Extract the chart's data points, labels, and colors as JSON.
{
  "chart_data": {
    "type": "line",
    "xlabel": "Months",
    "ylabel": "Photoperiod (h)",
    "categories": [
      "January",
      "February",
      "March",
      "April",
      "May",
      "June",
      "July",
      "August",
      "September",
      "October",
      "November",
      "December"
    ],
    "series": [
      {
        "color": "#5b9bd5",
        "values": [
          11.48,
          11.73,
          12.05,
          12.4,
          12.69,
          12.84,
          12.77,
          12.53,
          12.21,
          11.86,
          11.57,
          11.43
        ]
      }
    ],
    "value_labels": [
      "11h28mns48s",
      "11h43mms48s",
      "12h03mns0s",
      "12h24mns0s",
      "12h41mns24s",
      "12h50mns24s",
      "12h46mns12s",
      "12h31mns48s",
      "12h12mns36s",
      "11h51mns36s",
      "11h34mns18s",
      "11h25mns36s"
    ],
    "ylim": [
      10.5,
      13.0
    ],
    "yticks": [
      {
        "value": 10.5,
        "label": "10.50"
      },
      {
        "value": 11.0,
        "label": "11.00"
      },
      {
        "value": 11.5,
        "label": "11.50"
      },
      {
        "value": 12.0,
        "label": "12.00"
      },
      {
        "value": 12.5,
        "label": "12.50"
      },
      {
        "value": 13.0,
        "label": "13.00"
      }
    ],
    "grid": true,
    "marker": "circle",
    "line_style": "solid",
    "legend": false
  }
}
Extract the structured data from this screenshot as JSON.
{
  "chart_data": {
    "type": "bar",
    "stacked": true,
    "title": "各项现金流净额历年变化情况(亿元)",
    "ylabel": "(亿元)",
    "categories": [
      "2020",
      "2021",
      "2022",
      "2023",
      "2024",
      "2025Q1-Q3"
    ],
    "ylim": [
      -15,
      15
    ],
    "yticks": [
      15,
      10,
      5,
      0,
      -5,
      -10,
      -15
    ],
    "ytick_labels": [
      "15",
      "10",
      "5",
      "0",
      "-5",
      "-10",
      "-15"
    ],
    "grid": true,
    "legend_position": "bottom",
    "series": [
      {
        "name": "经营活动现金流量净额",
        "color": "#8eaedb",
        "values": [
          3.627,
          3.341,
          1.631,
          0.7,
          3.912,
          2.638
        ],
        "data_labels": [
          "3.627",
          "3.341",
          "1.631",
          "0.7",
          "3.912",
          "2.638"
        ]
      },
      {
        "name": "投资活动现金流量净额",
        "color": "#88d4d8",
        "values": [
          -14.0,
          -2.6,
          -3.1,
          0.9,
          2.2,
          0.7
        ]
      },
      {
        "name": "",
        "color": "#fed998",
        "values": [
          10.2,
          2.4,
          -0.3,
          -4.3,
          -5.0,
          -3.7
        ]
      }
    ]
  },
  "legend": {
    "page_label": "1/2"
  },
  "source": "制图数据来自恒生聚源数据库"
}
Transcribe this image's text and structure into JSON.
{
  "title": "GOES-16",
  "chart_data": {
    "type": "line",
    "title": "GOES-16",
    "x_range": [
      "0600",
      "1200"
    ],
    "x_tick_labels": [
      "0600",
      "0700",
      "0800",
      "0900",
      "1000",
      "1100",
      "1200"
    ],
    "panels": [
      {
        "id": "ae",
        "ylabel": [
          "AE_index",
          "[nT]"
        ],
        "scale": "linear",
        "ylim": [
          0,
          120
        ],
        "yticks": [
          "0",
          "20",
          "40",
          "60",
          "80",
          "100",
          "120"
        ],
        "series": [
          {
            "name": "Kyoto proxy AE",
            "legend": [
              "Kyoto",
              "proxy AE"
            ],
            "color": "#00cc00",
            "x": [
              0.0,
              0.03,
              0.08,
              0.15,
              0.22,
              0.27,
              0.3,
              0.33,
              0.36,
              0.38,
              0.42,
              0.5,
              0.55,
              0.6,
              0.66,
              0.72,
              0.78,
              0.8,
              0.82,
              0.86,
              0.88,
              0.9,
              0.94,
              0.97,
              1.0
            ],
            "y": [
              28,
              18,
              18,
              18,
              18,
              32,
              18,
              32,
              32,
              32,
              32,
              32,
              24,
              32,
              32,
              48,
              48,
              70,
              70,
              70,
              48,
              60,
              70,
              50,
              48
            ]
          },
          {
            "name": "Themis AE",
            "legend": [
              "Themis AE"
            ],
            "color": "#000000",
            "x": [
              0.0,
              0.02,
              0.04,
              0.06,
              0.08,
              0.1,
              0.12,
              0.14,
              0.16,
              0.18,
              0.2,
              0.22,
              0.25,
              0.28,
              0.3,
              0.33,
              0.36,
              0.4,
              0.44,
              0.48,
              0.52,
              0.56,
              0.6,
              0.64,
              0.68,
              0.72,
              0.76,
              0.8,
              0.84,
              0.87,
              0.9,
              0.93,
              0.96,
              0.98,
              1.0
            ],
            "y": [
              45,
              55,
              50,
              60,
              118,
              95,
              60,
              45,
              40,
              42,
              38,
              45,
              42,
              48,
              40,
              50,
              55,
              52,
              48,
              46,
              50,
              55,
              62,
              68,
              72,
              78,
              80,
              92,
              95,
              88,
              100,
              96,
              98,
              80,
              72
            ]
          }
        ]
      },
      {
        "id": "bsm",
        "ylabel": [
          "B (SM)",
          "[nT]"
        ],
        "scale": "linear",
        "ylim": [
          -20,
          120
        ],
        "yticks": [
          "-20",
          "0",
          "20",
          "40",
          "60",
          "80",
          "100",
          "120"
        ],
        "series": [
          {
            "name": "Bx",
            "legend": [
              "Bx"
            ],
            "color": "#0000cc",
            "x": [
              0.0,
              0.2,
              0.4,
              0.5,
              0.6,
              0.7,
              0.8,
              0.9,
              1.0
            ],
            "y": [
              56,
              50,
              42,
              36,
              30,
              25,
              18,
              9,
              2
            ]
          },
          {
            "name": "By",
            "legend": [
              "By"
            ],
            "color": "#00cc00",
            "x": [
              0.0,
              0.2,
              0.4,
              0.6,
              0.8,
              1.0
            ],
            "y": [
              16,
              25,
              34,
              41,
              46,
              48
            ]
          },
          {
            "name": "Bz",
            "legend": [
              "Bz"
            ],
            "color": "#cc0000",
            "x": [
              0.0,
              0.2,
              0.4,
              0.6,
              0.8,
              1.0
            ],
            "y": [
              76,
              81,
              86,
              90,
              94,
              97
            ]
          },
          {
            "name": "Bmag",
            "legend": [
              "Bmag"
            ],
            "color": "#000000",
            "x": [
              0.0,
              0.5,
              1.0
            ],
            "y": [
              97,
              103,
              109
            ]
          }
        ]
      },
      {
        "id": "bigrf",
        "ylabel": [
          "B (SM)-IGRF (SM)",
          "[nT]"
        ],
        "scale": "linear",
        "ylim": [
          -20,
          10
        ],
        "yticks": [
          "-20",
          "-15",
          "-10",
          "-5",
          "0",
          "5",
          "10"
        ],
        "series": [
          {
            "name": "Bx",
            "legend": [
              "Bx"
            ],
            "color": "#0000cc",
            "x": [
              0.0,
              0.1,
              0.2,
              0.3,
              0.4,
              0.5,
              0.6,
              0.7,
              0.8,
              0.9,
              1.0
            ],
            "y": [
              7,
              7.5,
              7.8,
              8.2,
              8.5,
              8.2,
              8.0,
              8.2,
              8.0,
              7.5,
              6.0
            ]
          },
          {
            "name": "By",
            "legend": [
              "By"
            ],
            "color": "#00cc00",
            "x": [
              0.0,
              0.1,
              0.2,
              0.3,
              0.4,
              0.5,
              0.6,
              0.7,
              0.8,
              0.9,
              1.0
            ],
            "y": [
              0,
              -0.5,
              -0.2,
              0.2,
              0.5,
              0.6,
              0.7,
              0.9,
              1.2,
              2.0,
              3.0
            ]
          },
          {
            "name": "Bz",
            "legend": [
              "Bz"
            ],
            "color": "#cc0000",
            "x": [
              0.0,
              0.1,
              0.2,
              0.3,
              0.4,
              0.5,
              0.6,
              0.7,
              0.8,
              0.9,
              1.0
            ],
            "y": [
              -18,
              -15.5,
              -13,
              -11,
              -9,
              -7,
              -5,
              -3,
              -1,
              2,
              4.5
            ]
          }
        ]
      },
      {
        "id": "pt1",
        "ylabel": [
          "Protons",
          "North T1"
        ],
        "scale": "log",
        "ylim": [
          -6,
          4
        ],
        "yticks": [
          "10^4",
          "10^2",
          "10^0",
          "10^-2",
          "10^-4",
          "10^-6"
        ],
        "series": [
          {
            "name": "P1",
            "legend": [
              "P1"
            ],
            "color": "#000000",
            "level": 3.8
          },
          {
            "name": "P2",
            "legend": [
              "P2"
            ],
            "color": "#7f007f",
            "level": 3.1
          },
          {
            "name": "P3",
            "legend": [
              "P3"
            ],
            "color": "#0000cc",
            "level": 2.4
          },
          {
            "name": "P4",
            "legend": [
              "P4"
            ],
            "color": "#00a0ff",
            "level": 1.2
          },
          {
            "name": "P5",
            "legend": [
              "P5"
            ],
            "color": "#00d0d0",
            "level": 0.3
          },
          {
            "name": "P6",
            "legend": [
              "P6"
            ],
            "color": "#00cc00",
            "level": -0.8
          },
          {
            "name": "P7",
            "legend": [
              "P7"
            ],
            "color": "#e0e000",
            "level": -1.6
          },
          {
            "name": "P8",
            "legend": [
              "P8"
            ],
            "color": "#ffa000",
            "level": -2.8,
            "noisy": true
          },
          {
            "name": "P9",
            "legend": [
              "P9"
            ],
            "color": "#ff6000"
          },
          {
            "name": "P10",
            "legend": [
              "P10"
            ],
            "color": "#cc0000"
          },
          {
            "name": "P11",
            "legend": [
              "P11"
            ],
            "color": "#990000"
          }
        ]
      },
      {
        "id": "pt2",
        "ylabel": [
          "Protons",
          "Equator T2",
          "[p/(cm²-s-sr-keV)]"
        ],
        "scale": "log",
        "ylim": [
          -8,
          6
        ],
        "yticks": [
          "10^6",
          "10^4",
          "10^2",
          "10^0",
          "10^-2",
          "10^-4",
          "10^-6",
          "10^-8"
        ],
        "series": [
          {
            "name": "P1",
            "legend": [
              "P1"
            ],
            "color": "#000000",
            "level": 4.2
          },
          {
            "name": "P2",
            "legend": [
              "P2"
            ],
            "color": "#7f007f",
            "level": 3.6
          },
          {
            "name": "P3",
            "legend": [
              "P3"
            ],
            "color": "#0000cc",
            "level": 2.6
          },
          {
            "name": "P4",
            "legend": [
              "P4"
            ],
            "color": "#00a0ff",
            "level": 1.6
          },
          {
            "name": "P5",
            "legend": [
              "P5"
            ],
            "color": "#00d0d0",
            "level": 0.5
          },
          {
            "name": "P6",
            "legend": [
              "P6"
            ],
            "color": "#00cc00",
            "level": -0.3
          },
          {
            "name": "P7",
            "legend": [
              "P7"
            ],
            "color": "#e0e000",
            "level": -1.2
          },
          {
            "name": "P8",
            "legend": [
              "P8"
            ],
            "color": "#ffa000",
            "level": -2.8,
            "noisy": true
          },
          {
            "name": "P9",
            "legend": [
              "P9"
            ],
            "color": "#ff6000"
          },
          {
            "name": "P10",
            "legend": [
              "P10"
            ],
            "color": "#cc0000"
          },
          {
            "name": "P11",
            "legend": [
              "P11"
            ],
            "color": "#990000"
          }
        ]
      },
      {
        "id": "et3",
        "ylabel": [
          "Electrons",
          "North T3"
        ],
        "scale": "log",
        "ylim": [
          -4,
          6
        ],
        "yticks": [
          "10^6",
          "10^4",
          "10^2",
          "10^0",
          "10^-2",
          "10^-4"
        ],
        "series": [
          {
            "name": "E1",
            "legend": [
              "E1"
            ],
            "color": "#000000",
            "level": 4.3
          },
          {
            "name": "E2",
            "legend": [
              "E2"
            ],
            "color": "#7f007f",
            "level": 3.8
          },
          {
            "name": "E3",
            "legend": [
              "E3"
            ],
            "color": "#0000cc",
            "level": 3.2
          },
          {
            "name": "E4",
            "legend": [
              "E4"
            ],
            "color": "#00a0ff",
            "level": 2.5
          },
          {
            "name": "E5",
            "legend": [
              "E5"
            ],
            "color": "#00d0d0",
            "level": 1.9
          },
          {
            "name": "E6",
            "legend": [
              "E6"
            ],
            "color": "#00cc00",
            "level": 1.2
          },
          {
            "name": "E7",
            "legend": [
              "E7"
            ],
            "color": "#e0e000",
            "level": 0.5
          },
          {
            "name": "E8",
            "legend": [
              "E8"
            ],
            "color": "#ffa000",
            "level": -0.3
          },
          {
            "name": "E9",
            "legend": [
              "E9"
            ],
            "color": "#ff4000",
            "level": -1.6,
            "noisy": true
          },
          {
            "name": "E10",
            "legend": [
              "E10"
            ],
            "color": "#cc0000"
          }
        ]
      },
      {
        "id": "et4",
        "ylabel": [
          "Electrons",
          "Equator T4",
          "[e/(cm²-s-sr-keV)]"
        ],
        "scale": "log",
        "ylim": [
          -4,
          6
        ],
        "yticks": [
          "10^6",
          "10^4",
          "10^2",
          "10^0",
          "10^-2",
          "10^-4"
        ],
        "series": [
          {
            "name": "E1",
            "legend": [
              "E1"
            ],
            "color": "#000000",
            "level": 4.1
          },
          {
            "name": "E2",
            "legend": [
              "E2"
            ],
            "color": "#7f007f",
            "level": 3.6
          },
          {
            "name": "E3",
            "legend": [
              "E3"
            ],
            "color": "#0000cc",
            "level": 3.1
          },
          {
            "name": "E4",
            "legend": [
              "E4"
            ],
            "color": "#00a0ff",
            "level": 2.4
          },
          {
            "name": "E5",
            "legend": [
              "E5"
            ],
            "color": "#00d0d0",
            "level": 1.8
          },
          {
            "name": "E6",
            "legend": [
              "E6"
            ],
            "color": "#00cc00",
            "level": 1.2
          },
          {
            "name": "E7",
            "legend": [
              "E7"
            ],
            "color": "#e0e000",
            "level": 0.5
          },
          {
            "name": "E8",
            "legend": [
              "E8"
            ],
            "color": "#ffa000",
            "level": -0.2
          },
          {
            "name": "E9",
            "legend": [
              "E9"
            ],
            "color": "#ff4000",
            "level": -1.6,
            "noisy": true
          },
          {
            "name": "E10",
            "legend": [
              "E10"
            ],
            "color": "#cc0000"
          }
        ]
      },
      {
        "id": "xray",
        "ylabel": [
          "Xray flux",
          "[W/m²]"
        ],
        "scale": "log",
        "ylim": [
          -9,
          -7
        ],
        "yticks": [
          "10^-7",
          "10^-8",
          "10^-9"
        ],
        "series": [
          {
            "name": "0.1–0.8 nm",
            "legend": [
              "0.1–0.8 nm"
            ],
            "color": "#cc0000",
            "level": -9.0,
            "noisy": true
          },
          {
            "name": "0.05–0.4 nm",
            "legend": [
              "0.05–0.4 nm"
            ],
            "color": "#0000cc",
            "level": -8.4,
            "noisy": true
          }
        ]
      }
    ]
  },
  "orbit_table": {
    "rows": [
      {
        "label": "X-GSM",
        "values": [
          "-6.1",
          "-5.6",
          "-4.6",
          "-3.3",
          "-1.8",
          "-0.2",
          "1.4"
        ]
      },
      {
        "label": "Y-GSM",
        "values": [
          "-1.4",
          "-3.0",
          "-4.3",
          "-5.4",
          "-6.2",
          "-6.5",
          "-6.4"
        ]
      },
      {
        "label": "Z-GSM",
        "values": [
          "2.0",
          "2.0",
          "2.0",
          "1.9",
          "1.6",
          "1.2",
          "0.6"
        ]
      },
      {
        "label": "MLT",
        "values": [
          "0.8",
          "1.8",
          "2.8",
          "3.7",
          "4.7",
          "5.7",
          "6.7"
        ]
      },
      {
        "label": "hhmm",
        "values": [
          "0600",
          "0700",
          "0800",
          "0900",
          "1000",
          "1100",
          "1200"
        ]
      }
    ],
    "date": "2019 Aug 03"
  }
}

----

> SET EXERCISE: Among the lines of the material, find those that hold the word "JSON" and copy them.

> FINAL RESULT:
Extract the chart's data points, labels, and colors as JSON.
Extract the structured data from this screenshot as JSON.
Transcribe this image's text and structure into JSON.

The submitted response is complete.